**Stated task**
Of all the lines in the data below, how many contain "speaker"? Report that number alone.

**Given data**
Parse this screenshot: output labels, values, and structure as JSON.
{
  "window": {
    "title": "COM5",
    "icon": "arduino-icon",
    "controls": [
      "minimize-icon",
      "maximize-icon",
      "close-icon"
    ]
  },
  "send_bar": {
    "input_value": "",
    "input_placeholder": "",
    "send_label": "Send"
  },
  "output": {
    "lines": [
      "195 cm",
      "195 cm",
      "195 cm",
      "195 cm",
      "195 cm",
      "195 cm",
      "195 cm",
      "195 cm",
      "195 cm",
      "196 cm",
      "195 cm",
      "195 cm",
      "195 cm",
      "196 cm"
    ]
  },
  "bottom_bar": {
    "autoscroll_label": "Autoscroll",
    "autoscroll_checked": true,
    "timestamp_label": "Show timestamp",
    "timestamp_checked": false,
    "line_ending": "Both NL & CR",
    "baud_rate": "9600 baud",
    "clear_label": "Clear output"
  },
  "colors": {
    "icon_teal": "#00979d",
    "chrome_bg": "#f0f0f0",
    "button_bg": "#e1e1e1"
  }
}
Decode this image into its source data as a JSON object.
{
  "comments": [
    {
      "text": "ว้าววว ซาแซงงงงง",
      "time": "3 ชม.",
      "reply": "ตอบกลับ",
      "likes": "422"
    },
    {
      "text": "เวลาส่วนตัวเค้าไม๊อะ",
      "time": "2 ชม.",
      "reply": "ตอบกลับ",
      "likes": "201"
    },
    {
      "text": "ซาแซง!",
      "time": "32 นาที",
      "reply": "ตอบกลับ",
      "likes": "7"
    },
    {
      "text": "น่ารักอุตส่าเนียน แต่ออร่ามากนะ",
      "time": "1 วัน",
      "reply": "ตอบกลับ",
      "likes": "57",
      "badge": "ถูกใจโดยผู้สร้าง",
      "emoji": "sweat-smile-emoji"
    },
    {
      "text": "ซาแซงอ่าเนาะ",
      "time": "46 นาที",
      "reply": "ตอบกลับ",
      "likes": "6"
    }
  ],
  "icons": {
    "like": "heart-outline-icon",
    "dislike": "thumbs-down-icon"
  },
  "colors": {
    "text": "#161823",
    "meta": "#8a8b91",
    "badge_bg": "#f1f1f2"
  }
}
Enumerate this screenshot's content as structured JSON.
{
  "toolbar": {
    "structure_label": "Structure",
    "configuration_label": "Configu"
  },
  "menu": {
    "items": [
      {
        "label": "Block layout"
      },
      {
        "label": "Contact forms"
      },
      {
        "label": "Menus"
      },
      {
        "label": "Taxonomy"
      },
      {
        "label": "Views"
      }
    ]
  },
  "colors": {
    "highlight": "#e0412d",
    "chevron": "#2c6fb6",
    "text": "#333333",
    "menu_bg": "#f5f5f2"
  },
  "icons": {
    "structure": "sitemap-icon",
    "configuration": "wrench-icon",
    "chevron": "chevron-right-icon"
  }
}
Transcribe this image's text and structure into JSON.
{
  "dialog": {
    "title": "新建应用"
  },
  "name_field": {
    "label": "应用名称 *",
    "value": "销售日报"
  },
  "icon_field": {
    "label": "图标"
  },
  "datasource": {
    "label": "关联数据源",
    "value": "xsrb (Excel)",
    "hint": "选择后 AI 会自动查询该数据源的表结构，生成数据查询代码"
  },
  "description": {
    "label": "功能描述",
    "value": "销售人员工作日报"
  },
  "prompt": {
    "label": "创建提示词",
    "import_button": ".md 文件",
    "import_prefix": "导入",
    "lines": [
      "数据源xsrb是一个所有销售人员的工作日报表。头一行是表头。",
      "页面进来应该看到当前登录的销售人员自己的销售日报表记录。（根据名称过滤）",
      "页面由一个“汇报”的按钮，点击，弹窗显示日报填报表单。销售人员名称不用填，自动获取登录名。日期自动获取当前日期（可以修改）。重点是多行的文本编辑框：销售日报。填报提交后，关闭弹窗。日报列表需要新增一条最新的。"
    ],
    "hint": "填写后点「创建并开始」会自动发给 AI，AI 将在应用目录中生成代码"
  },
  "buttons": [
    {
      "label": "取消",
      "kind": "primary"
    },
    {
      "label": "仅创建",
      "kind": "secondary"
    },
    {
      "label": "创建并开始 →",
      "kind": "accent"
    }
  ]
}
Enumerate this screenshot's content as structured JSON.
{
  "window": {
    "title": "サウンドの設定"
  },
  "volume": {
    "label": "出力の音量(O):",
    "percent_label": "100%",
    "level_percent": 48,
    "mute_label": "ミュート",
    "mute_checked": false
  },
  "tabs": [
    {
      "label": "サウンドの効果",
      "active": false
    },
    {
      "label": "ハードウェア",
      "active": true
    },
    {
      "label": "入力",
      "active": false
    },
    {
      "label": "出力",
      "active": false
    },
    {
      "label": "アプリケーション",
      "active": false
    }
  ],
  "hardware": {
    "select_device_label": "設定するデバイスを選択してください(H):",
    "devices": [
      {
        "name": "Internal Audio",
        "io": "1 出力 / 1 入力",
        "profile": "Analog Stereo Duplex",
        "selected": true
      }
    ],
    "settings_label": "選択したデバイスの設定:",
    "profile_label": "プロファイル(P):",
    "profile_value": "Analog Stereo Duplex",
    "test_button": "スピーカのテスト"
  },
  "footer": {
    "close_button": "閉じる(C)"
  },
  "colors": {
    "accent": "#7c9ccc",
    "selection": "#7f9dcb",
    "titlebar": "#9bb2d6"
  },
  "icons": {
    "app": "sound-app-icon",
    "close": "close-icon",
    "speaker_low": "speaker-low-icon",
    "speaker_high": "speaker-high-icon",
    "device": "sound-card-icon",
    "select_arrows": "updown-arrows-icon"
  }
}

**Worked solution**
2